▸ Given request 1: Reproduce the passage of the Glassdoor web scraper text from "# Glassdoor web" up to and including "configured if needed.".

# Glassdoor web scraper for job reviews
This code was developed by group 01 as a part of the NLP course at IE University 2023. It was inspired by the reference code that can be found in: https://bulletbyte.weebly.com/tech/how-to-scrape-a-companys-glassdoor-reviews-using-python

## 1. Import libraries and functions
First, the libraries will be imported and configured if needed.

In [7]:
## Import libraries

# Import os and time
import os
import time

# Data science related
import numpy as np
import pandas as pd
import math

# String related
import re

# Web scraping related
from bs4 import BeautifulSoup
from urllib.request import Request, urlopen

from http.client import IncompleteRead

Now, the functions which will be used through the code will be defined. There are two functions: 

* review_scrap: it takes a url and it outputs a pandas dataframe with the reviews scraped
* get_reviews: it takes in the main url of the company, and outputs a pandas dataframe with the different things extracted
* get_xxxx: different functions that will be used inside list comprehensions





In [8]:
def review_scrap(url):
    
    """

▸ Data supplied:
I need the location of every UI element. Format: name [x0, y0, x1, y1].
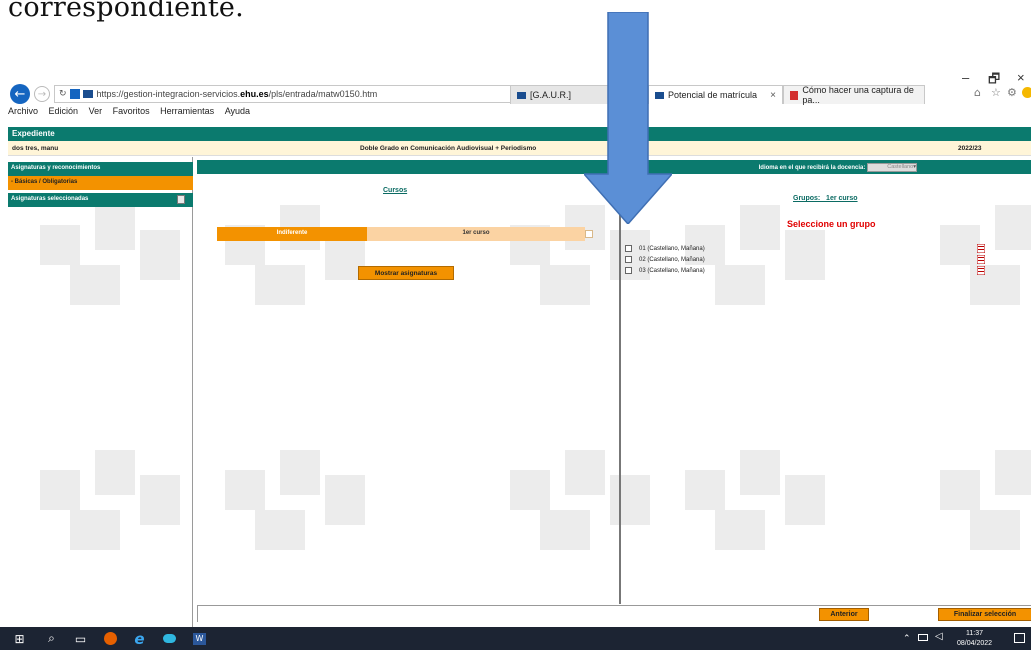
- group-label: 03 (Castellano, Mañana): [639, 267, 705, 274]
- group-checkbox[interactable]: [625, 267, 632, 274]
- search-icon[interactable]: ⌕: [44, 631, 59, 646]
- home-icon[interactable]: ⌂: [974, 86, 981, 99]
- tab-favicon: [517, 91, 526, 99]
- mostrar-asignaturas-button[interactable]: Mostrar asignaturas: [358, 266, 454, 280]
- group-label: 01 (Castellano, Mañana): [639, 245, 705, 252]
- curso-option-1er[interactable]: 1er curso: [367, 227, 585, 241]
- document-caption: correspondiente.: [8, 0, 244, 23]
- ehu-logo-icon: [82, 90, 93, 98]
- group-label: 02 (Castellano, Mañana): [639, 256, 705, 263]
- watermark-logo: [940, 450, 1031, 550]
- group-schedule-icon[interactable]: [977, 266, 985, 275]
- sidebar-item-basicas[interactable]: - Básicas / Obligatorias: [8, 176, 193, 190]
- tab-label: [G.A.U.R.]: [530, 90, 572, 100]
- menu-edicion[interactable]: Edición: [49, 106, 79, 116]
- sidebar-section-asignaturas[interactable]: Asignaturas y reconocimientos: [8, 162, 193, 176]
- clock-time: 11:37: [966, 630, 984, 637]
- academic-year: 2022/23: [958, 145, 982, 152]
- internet-explorer-icon[interactable]: e: [132, 630, 147, 648]
- down-arrow-annotation: [584, 12, 672, 224]
- windows-taskbar: ⊞ ⌕ ▭ e W ⌃ ◁ 11:37 08/04/2022: [0, 627, 1031, 650]
- network-icon[interactable]: [918, 634, 928, 641]
- word-icon[interactable]: W: [192, 631, 207, 646]
- watermark-logo: [510, 450, 650, 550]
- group-schedule-icon[interactable]: [977, 255, 985, 264]
- watermark-logo: [225, 205, 365, 305]
- curso-checkbox[interactable]: [585, 230, 593, 238]
- curso-option-indiferente[interactable]: Indiferente: [217, 227, 367, 241]
- tab-favicon: [790, 90, 799, 100]
- url-prefix: https://gestion-integracion-servicios.: [96, 89, 241, 99]
- clock-date: 08/04/2022: [957, 640, 993, 647]
- browser-toolbar: ← → ↻ https://gestion-integracion-servic…: [0, 82, 1031, 106]
- bottom-actions-bar: Anterior Finalizar selección: [197, 605, 1031, 622]
- idioma-select[interactable]: Castellano ▾: [867, 163, 917, 172]
- url-path: /pls/entrada/matw0150.htm: [268, 89, 378, 99]
- sidebar-item-seleccionadas[interactable]: Asignaturas seleccionadas: [8, 193, 193, 207]
- idioma-label: Idioma en el que recibirá la docencia:: [758, 165, 866, 172]
- forward-icon[interactable]: →: [34, 86, 50, 102]
- tab-captura[interactable]: Cómo hacer una captura de pa...: [783, 85, 925, 105]
- watermark-logo: [225, 450, 365, 550]
- selected-list-icon[interactable]: [177, 195, 185, 204]
- back-icon[interactable]: ←: [10, 84, 30, 104]
- site-favicon: [69, 89, 80, 99]
- menu-ver[interactable]: Ver: [89, 106, 103, 116]
- favorites-star-icon[interactable]: ☆: [991, 86, 1001, 99]
- anterior-button[interactable]: Anterior: [819, 608, 869, 621]
- group-row[interactable]: 01 (Castellano, Mañana): [625, 245, 705, 252]
- student-info-bar: dos tres, manu Doble Grado en Comunicaci…: [8, 141, 1031, 156]
- cursos-link[interactable]: Cursos: [383, 187, 407, 194]
- volume-icon[interactable]: ◁: [935, 631, 943, 642]
- address-bar[interactable]: ↻ https://gestion-integracion-servicios.…: [54, 85, 584, 103]
- notifications-icon[interactable]: [1014, 633, 1025, 643]
- group-checkbox[interactable]: [625, 256, 632, 263]
- sidebar-item-label: Asignaturas seleccionadas: [11, 196, 89, 202]
- settings-gear-icon[interactable]: ⚙: [1007, 86, 1017, 99]
- cursos-selector: Indiferente 1er curso: [217, 227, 593, 241]
- firefox-icon[interactable]: [103, 631, 118, 646]
- menu-favoritos[interactable]: Favoritos: [113, 106, 150, 116]
- watermark-logo: [940, 205, 1031, 305]
- system-clock[interactable]: 11:37 08/04/2022: [957, 629, 992, 649]
- finalizar-seleccion-button[interactable]: Finalizar selección: [938, 608, 1031, 621]
- webex-icon[interactable]: [162, 631, 177, 646]
- panel-divider: [619, 174, 621, 604]
- tray-chevron-icon[interactable]: ⌃: [903, 633, 911, 644]
- select-group-message: Seleccione un grupo: [787, 219, 876, 229]
- group-schedule-icon[interactable]: [977, 244, 985, 253]
- expediente-header: Expediente: [8, 127, 1031, 141]
- reload-icon[interactable]: ↻: [59, 89, 67, 99]
- smiley-icon[interactable]: [1022, 87, 1031, 98]
- task-view-icon[interactable]: ▭: [73, 631, 88, 646]
- group-row[interactable]: 02 (Castellano, Mañana): [625, 256, 705, 263]
- sidebar: Asignaturas y reconocimientos - Básicas …: [8, 157, 193, 629]
- menu-archivo[interactable]: Archivo: [8, 106, 38, 116]
- url-domain: ehu.es: [240, 89, 269, 99]
- menu-ayuda[interactable]: Ayuda: [225, 106, 250, 116]
- browser-menubar: Archivo Edición Ver Favoritos Herramient…: [0, 106, 1031, 118]
- watermark-logo: [685, 450, 825, 550]
- student-name: dos tres, manu: [12, 145, 59, 152]
- group-checkbox[interactable]: [625, 245, 632, 252]
- close-tab-icon[interactable]: ×: [770, 90, 776, 101]
- tab-label: Cómo hacer una captura de pa...: [802, 85, 914, 105]
- tab-label: Potencial de matrícula: [668, 90, 758, 100]
- windows-start-icon[interactable]: ⊞: [12, 631, 27, 646]
- menu-herramientas[interactable]: Herramientas: [160, 106, 214, 116]
- grupos-link[interactable]: Grupos: 1er curso: [793, 195, 858, 202]
- group-row[interactable]: 03 (Castellano, Mañana): [625, 267, 705, 274]
- degree-name: Doble Grado en Comunicación Audiovisual …: [360, 145, 537, 152]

▸ Given request 2: Turn the lines of the listing, from the line with "- group-label: 03" up to and including the line with "- watermark-logo: [510, 450, 650, 550]", into a JSON list of strings with one string per line and no blank lines. Include only those lines.

▸ Exercise response 1:
# Glassdoor web scraper for job reviews
This code was developed by group 01 as a part of the NLP course at IE University 2023. It was inspired by the reference code that can be found in: https://bulletbyte.weebly.com/tech/how-to-scrape-a-companys-glassdoor-reviews-using-python

## 1. Import libraries and functions
First, the libraries will be imported and configured if needed.

▸ Exercise response 2:
[
  "- group-label: 03 (Castellano, Mañana): [639, 267, 705, 274]",
  "- group-checkbox[interactable]: [625, 267, 632, 274]",
  "- search-icon[interactable]: ⌕: [44, 631, 59, 646]",
  "- home-icon[interactable]: ⌂: [974, 86, 981, 99]",
  "- tab-favicon: [517, 91, 526, 99]",
  "- mostrar-asignaturas-button[interactable]: Mostrar asignaturas: [358, 266, 454, 280]",
  "- group-label: 01 (Castellano, Mañana): [639, 245, 705, 252]",
  "- curso-option-1er[interactable]: 1er curso: [367, 227, 585, 241]",
  "- document-caption: correspondiente.: [8, 0, 244, 23]",
  "- ehu-logo-icon: [82, 90, 93, 98]",
  "- group-label: 02 (Castellano, Mañana): [639, 256, 705, 263]",
  "- watermark-logo: [940, 450, 1031, 550]",
  "- group-schedule-icon[interactable]: [977, 266, 985, 275]",
  "- sidebar-item-basicas[interactable]: - Básicas / Obligatorias: [8, 176, 193, 190]",
  "- tab-label: [G.A.U.R.]: [530, 90, 572, 100]",
  "- menu-edicion[interactable]: Edición: [49, 106, 79, 116]",
  "- sidebar-section-asignaturas[interactable]: Asignaturas y reconocimientos: [8, 162, 193, 176]",
  "- clock-time: 11:37: [966, 630, 984, 637]",
  "- academic-year: 2022/23: [958, 145, 982, 152]",
  "- internet-explorer-icon[interactable]: e: [132, 630, 147, 648]",
  "- down-arrow-annotation: [584, 12, 672, 224]",
  "- windows-taskbar: ⊞ ⌕ ▭ e W ⌃ ◁ 11:37 08/04/2022: [0, 627, 1031, 650]",
  "- network-icon[interactable]: [918, 634, 928, 641]",
  "- word-icon[interactable]: W: [192, 631, 207, 646]",
  "- watermark-logo: [510, 450, 650, 550]"
]